Objective
Output each line exactly as it appears, skipping any embedded picture.

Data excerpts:
──────────────────────────────

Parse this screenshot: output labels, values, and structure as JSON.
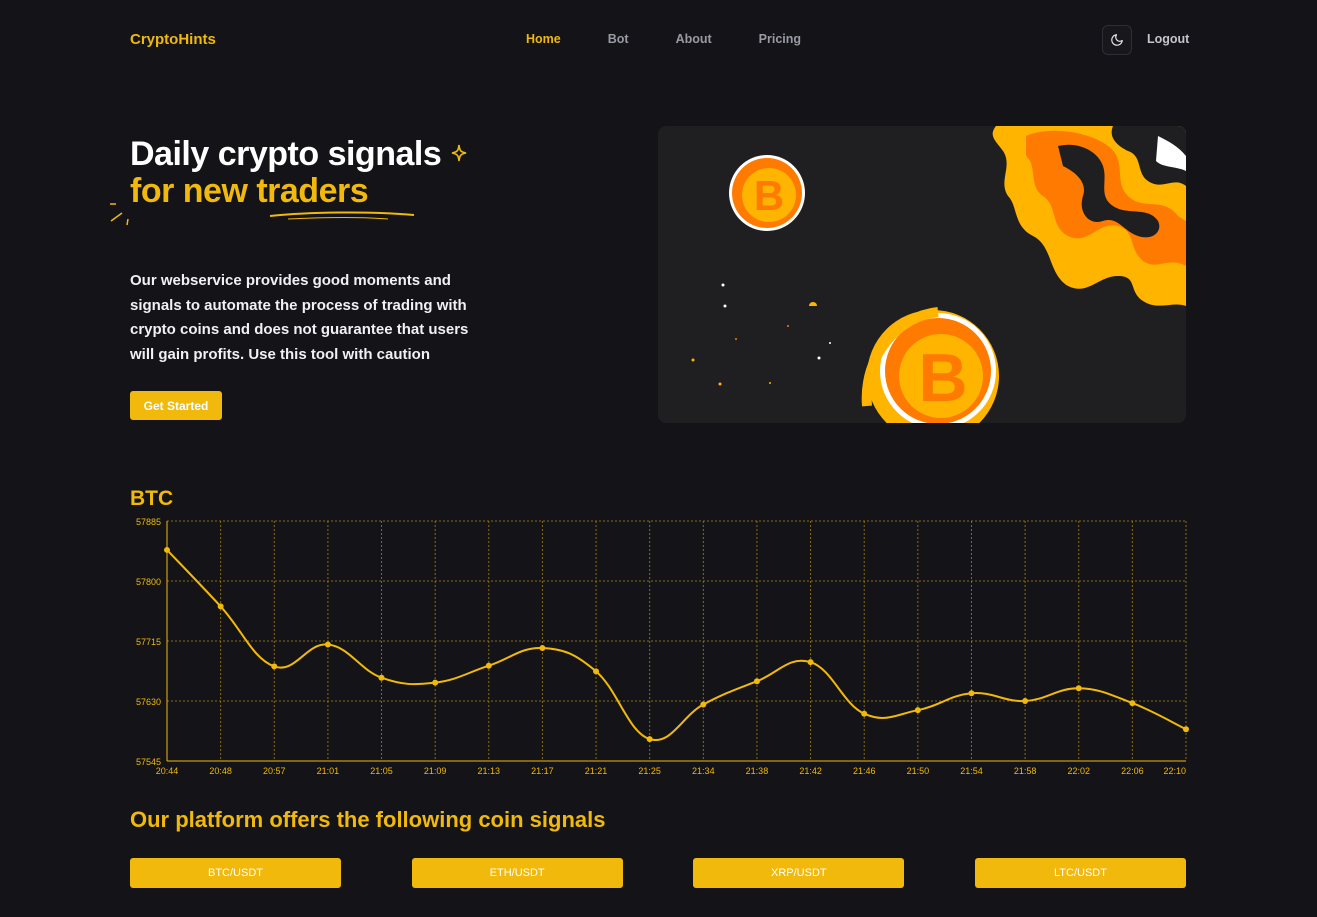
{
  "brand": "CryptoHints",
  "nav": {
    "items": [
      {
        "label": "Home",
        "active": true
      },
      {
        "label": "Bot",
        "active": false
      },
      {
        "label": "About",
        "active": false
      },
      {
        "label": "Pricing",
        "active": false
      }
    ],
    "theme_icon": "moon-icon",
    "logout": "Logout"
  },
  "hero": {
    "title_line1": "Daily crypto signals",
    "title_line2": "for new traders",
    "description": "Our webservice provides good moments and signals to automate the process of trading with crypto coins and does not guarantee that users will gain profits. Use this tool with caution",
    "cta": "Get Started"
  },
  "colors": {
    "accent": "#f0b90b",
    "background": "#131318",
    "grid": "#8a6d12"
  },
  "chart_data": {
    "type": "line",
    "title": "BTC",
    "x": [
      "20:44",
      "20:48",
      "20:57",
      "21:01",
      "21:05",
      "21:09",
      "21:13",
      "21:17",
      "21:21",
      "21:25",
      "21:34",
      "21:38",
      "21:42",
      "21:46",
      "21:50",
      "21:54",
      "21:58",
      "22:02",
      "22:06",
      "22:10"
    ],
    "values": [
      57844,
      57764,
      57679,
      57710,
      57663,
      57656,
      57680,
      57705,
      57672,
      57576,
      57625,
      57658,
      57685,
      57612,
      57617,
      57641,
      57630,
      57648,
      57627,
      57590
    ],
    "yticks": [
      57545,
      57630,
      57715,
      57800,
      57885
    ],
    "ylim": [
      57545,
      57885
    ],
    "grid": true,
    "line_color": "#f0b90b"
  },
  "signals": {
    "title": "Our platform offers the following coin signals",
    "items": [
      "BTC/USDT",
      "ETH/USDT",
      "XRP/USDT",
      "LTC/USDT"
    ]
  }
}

──────────────────────────────

Task output
Parse this screenshot: output labels, values, and structure as JSON.
{
  "brand": "CryptoHints",
  "nav": {
    "items": [
      {
        "label": "Home",
        "active": true
      },
      {
        "label": "Bot",
        "active": false
      },
      {
        "label": "About",
        "active": false
      },
      {
        "label": "Pricing",
        "active": false
      }
    ],
    "theme_icon": "moon-icon",
    "logout": "Logout"
  },
  "hero": {
    "title_line1": "Daily crypto signals",
    "title_line2": "for new traders",
    "description": "Our webservice provides good moments and signals to automate the process of trading with crypto coins and does not guarantee that users will gain profits. Use this tool with caution",
    "cta": "Get Started"
  },
  "colors": {
    "accent": "#f0b90b",
    "background": "#131318",
    "grid": "#8a6d12"
  },
  "chart_data": {
    "type": "line",
    "title": "BTC",
    "x": [
      "20:44",
      "20:48",
      "20:57",
      "21:01",
      "21:05",
      "21:09",
      "21:13",
      "21:17",
      "21:21",
      "21:25",
      "21:34",
      "21:38",
      "21:42",
      "21:46",
      "21:50",
      "21:54",
      "21:58",
      "22:02",
      "22:06",
      "22:10"
    ],
    "values": [
      57844,
      57764,
      57679,
      57710,
      57663,
      57656,
      57680,
      57705,
      57672,
      57576,
      57625,
      57658,
      57685,
      57612,
      57617,
      57641,
      57630,
      57648,
      57627,
      57590
    ],
    "yticks": [
      57545,
      57630,
      57715,
      57800,
      57885
    ],
    "ylim": [
      57545,
      57885
    ],
    "grid": true,
    "line_color": "#f0b90b"
  },
  "signals": {
    "title": "Our platform offers the following coin signals",
    "items": [
      "BTC/USDT",
      "ETH/USDT",
      "XRP/USDT",
      "LTC/USDT"
    ]
  }
}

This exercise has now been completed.